## Exercise data
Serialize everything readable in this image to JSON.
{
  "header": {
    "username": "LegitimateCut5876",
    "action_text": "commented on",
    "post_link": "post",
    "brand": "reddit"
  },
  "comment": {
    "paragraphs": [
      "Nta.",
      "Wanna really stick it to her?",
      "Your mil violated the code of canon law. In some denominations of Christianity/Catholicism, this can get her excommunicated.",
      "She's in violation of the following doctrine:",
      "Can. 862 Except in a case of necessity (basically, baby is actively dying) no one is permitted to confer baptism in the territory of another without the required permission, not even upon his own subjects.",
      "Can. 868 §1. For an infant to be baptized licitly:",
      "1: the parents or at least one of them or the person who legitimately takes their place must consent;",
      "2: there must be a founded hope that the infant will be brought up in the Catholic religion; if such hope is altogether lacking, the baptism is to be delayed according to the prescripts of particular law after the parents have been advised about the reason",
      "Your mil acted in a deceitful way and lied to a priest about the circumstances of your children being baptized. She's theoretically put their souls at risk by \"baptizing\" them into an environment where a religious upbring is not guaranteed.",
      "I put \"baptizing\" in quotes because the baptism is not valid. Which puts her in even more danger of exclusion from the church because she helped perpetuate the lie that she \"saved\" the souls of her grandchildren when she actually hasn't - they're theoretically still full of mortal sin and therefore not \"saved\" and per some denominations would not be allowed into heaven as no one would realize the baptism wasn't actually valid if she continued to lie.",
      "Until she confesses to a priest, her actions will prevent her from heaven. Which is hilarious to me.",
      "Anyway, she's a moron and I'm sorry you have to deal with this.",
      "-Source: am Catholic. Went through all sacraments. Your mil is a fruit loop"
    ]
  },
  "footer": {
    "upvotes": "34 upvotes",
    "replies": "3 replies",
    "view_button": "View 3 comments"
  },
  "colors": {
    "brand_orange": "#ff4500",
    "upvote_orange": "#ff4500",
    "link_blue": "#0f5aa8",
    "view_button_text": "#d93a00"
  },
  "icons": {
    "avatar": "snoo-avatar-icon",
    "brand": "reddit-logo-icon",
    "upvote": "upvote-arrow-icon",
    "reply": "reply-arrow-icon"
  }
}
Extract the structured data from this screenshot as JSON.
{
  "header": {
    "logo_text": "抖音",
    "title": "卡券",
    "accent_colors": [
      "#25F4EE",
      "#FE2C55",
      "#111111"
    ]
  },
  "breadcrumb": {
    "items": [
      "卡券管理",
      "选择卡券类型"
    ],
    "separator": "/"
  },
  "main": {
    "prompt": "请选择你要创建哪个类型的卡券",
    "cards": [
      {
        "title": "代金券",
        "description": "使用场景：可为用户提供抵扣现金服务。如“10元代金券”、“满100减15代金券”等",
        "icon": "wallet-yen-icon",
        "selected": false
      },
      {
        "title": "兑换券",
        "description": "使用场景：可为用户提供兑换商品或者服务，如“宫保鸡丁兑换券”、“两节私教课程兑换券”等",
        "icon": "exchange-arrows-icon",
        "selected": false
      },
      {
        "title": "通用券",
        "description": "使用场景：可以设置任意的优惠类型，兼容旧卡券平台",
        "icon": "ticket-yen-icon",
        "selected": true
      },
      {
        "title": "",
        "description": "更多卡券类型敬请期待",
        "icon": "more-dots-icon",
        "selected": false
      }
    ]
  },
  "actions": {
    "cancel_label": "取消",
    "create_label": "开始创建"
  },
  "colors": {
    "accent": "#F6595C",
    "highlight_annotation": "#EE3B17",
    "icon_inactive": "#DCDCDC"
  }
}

## Problem to solve
Each line from the one containing "Extract the structured" to the final line of the entries above must be returned exactly, and no other line may appear.

## Problem solution
Extract the structured data from this screenshot as JSON.
{
  "header": {
    "logo_text": "抖音",
    "title": "卡券",
    "accent_colors": [
      "#25F4EE",
      "#FE2C55",
      "#111111"
    ]
  },
  "breadcrumb": {
    "items": [
      "卡券管理",
      "选择卡券类型"
    ],
    "separator": "/"
  },
  "main": {
    "prompt": "请选择你要创建哪个类型的卡券",
    "cards": [
      {
        "title": "代金券",
        "description": "使用场景：可为用户提供抵扣现金服务。如“10元代金券”、“满100减15代金券”等",
        "icon": "wallet-yen-icon",
        "selected": false
      },
      {
        "title": "兑换券",
        "description": "使用场景：可为用户提供兑换商品或者服务，如“宫保鸡丁兑换券”、“两节私教课程兑换券”等",
        "icon": "exchange-arrows-icon",
        "selected": false
      },
      {
        "title": "通用券",
        "description": "使用场景：可以设置任意的优惠类型，兼容旧卡券平台",
        "icon": "ticket-yen-icon",
        "selected": true
      },
      {
        "title": "",
        "description": "更多卡券类型敬请期待",
        "icon": "more-dots-icon",
        "selected": false
      }
    ]
  },
  "actions": {
    "cancel_label": "取消",
    "create_label": "开始创建"
  },
  "colors": {
    "accent": "#F6595C",
    "highlight_annotation": "#EE3B17",
    "icon_inactive": "#DCDCDC"
  }
}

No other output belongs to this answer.